• **Required task**: Reproduce the following material exactly, including every line.

——————————

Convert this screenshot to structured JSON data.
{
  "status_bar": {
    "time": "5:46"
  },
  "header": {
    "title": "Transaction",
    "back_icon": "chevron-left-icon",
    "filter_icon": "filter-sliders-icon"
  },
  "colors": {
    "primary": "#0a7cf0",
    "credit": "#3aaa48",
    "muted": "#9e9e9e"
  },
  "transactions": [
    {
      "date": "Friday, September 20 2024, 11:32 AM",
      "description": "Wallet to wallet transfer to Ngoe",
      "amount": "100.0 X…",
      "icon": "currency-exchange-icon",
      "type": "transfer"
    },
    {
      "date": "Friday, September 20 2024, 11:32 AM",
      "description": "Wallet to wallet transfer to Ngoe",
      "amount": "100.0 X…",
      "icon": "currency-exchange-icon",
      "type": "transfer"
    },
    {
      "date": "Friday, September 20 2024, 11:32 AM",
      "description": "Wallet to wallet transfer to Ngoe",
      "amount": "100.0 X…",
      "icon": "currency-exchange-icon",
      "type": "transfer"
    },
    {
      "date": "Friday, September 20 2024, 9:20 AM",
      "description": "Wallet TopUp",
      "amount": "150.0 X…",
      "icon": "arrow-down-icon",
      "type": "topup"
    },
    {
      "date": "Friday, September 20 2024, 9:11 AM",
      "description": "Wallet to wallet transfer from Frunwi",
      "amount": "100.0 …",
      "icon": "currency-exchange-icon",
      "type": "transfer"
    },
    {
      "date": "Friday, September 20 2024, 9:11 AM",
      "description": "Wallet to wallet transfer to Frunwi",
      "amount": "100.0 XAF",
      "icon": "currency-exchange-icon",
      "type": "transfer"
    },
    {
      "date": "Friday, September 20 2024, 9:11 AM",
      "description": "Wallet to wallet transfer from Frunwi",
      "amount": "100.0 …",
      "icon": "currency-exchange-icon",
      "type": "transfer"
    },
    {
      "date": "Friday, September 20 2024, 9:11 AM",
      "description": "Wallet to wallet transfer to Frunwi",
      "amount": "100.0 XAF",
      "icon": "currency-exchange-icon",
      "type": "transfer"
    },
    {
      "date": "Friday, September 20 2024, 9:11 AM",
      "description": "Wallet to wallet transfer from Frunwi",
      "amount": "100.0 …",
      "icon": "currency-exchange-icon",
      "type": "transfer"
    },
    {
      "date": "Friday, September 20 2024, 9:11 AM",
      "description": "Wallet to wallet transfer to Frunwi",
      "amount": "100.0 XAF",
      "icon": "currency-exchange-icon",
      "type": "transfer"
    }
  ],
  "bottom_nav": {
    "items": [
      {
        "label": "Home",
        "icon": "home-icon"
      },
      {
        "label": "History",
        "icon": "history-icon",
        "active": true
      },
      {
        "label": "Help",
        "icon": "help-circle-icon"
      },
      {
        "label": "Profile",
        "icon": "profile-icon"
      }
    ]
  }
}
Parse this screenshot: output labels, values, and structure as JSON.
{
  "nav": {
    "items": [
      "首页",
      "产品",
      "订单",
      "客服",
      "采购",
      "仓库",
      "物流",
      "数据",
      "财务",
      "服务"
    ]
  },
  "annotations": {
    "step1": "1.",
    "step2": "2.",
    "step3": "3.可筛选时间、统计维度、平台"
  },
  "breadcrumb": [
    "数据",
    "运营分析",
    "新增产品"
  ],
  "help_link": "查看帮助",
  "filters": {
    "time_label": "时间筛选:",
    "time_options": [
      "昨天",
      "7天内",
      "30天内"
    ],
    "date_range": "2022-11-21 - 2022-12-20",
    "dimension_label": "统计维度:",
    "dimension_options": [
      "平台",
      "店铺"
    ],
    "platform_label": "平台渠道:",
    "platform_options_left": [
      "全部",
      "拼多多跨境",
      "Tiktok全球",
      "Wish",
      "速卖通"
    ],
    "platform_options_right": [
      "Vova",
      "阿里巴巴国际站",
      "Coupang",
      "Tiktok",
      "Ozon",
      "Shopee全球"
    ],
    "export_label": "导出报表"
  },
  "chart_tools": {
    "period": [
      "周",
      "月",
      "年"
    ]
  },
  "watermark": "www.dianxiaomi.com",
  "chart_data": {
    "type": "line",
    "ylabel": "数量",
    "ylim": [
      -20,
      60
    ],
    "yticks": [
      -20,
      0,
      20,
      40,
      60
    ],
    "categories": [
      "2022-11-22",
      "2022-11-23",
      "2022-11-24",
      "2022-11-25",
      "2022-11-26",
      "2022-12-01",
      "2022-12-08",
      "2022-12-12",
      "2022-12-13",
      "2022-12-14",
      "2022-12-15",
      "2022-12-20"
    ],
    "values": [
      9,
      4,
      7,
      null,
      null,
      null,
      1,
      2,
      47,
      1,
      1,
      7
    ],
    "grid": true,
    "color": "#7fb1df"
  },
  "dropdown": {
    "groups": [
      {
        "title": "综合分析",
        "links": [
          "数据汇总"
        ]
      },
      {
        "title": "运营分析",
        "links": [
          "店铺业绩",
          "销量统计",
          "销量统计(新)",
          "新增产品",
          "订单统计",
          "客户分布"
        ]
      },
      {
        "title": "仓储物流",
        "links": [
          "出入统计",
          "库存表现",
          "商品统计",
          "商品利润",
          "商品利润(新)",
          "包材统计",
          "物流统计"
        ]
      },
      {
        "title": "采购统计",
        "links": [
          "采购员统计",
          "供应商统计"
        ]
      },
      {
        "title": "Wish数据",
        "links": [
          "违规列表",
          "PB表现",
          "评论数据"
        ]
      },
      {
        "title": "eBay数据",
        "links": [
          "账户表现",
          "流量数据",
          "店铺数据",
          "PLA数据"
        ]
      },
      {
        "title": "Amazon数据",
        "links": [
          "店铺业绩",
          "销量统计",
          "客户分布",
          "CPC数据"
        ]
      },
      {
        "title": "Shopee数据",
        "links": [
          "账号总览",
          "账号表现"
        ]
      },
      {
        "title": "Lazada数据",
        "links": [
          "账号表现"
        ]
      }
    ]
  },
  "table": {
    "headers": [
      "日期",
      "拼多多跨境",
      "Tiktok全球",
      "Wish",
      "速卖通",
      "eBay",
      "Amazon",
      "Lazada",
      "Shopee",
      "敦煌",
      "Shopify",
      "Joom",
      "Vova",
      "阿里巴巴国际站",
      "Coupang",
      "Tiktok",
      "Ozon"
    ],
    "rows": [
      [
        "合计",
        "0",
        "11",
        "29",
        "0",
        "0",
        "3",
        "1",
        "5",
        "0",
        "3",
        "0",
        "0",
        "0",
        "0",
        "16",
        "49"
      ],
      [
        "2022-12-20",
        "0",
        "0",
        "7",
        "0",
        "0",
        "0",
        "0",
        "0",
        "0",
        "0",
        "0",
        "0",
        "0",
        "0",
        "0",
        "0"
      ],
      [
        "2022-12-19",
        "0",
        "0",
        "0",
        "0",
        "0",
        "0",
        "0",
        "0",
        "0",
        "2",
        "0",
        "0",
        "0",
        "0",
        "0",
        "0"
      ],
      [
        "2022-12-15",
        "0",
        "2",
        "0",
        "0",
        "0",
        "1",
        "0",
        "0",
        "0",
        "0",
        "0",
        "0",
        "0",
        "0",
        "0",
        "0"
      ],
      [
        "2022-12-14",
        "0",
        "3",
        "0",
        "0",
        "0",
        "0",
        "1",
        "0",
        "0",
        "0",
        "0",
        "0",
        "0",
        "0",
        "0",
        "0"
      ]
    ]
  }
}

——————————

• **Written response**:
Convert this screenshot to structured JSON data.
{
  "status_bar": {
    "time": "5:46"
  },
  "header": {
    "title": "Transaction",
    "back_icon": "chevron-left-icon",
    "filter_icon": "filter-sliders-icon"
  },
  "colors": {
    "primary": "#0a7cf0",
    "credit": "#3aaa48",
    "muted": "#9e9e9e"
  },
  "transactions": [
    {
      "date": "Friday, September 20 2024, 11:32 AM",
      "description": "Wallet to wallet transfer to Ngoe",
      "amount": "100.0 X…",
      "icon": "currency-exchange-icon",
      "type": "transfer"
    },
    {
      "date": "Friday, September 20 2024, 11:32 AM",
      "description": "Wallet to wallet transfer to Ngoe",
      "amount": "100.0 X…",
      "icon": "currency-exchange-icon",
      "type": "transfer"
    },
    {
      "date": "Friday, September 20 2024, 11:32 AM",
      "description": "Wallet to wallet transfer to Ngoe",
      "amount": "100.0 X…",
      "icon": "currency-exchange-icon",
      "type": "transfer"
    },
    {
      "date": "Friday, September 20 2024, 9:20 AM",
      "description": "Wallet TopUp",
      "amount": "150.0 X…",
      "icon": "arrow-down-icon",
      "type": "topup"
    },
    {
      "date": "Friday, September 20 2024, 9:11 AM",
      "description": "Wallet to wallet transfer from Frunwi",
      "amount": "100.0 …",
      "icon": "currency-exchange-icon",
      "type": "transfer"
    },
    {
      "date": "Friday, September 20 2024, 9:11 AM",
      "description": "Wallet to wallet transfer to Frunwi",
      "amount": "100.0 XAF",
      "icon": "currency-exchange-icon",
      "type": "transfer"
    },
    {
      "date": "Friday, September 20 2024, 9:11 AM",
      "description": "Wallet to wallet transfer from Frunwi",
      "amount": "100.0 …",
      "icon": "currency-exchange-icon",
      "type": "transfer"
    },
    {
      "date": "Friday, September 20 2024, 9:11 AM",
      "description": "Wallet to wallet transfer to Frunwi",
      "amount": "100.0 XAF",
      "icon": "currency-exchange-icon",
      "type": "transfer"
    },
    {
      "date": "Friday, September 20 2024, 9:11 AM",
      "description": "Wallet to wallet transfer from Frunwi",
      "amount": "100.0 …",
      "icon": "currency-exchange-icon",
      "type": "transfer"
    },
    {
      "date": "Friday, September 20 2024, 9:11 AM",
      "description": "Wallet to wallet transfer to Frunwi",
      "amount": "100.0 XAF",
      "icon": "currency-exchange-icon",
      "type": "transfer"
    }
  ],
  "bottom_nav": {
    "items": [
      {
        "label": "Home",
        "icon": "home-icon"
      },
      {
        "label": "History",
        "icon": "history-icon",
        "active": true
      },
      {
        "label": "Help",
        "icon": "help-circle-icon"
      },
      {
        "label": "Profile",
        "icon": "profile-icon"
      }
    ]
  }
}
Parse this screenshot: output labels, values, and structure as JSON.
{
  "nav": {
    "items": [
      "首页",
      "产品",
      "订单",
      "客服",
      "采购",
      "仓库",
      "物流",
      "数据",
      "财务",
      "服务"
    ]
  },
  "annotations": {
    "step1": "1.",
    "step2": "2.",
    "step3": "3.可筛选时间、统计维度、平台"
  },
  "breadcrumb": [
    "数据",
    "运营分析",
    "新增产品"
  ],
  "help_link": "查看帮助",
  "filters": {
    "time_label": "时间筛选:",
    "time_options": [
      "昨天",
      "7天内",
      "30天内"
    ],
    "date_range": "2022-11-21 - 2022-12-20",
    "dimension_label": "统计维度:",
    "dimension_options": [
      "平台",
      "店铺"
    ],
    "platform_label": "平台渠道:",
    "platform_options_left": [
      "全部",
      "拼多多跨境",
      "Tiktok全球",
      "Wish",
      "速卖通"
    ],
    "platform_options_right": [
      "Vova",
      "阿里巴巴国际站",
      "Coupang",
      "Tiktok",
      "Ozon",
      "Shopee全球"
    ],
    "export_label": "导出报表"
  },
  "chart_tools": {
    "period": [
      "周",
      "月",
      "年"
    ]
  },
  "watermark": "www.dianxiaomi.com",
  "chart_data": {
    "type": "line",
    "ylabel": "数量",
    "ylim": [
      -20,
      60
    ],
    "yticks": [
      -20,
      0,
      20,
      40,
      60
    ],
    "categories": [
      "2022-11-22",
      "2022-11-23",
      "2022-11-24",
      "2022-11-25",
      "2022-11-26",
      "2022-12-01",
      "2022-12-08",
      "2022-12-12",
      "2022-12-13",
      "2022-12-14",
      "2022-12-15",
      "2022-12-20"
    ],
    "values": [
      9,
      4,
      7,
      null,
      null,
      null,
      1,
      2,
      47,
      1,
      1,
      7
    ],
    "grid": true,
    "color": "#7fb1df"
  },
  "dropdown": {
    "groups": [
      {
        "title": "综合分析",
        "links": [
          "数据汇总"
        ]
      },
      {
        "title": "运营分析",
        "links": [
          "店铺业绩",
          "销量统计",
          "销量统计(新)",
          "新增产品",
          "订单统计",
          "客户分布"
        ]
      },
      {
        "title": "仓储物流",
        "links": [
          "出入统计",
          "库存表现",
          "商品统计",
          "商品利润",
          "商品利润(新)",
          "包材统计",
          "物流统计"
        ]
      },
      {
        "title": "采购统计",
        "links": [
          "采购员统计",
          "供应商统计"
        ]
      },
      {
        "title": "Wish数据",
        "links": [
          "违规列表",
          "PB表现",
          "评论数据"
        ]
      },
      {
        "title": "eBay数据",
        "links": [
          "账户表现",
          "流量数据",
          "店铺数据",
          "PLA数据"
        ]
      },
      {
        "title": "Amazon数据",
        "links": [
          "店铺业绩",
          "销量统计",
          "客户分布",
          "CPC数据"
        ]
      },
      {
        "title": "Shopee数据",
        "links": [
          "账号总览",
          "账号表现"
        ]
      },
      {
        "title": "Lazada数据",
        "links": [
          "账号表现"
        ]
      }
    ]
  },
  "table": {
    "headers": [
      "日期",
      "拼多多跨境",
      "Tiktok全球",
      "Wish",
      "速卖通",
      "eBay",
      "Amazon",
      "Lazada",
      "Shopee",
      "敦煌",
      "Shopify",
      "Joom",
      "Vova",
      "阿里巴巴国际站",
      "Coupang",
      "Tiktok",
      "Ozon"
    ],
    "rows": [
      [
        "合计",
        "0",
        "11",
        "29",
        "0",
        "0",
        "3",
        "1",
        "5",
        "0",
        "3",
        "0",
        "0",
        "0",
        "0",
        "16",
        "49"
      ],
      [
        "2022-12-20",
        "0",
        "0",
        "7",
        "0",
        "0",
        "0",
        "0",
        "0",
        "0",
        "0",
        "0",
        "0",
        "0",
        "0",
        "0",
        "0"
      ],
      [
        "2022-12-19",
        "0",
        "0",
        "0",
        "0",
        "0",
        "0",
        "0",
        "0",
        "0",
        "2",
        "0",
        "0",
        "0",
        "0",
        "0",
        "0"
      ],
      [
        "2022-12-15",
        "0",
        "2",
        "0",
        "0",
        "0",
        "1",
        "0",
        "0",
        "0",
        "0",
        "0",
        "0",
        "0",
        "0",
        "0",
        "0"
      ],
      [
        "2022-12-14",
        "0",
        "3",
        "0",
        "0",
        "0",
        "0",
        "1",
        "0",
        "0",
        "0",
        "0",
        "0",
        "0",
        "0",
        "0",
        "0"
      ]
    ]
  }
}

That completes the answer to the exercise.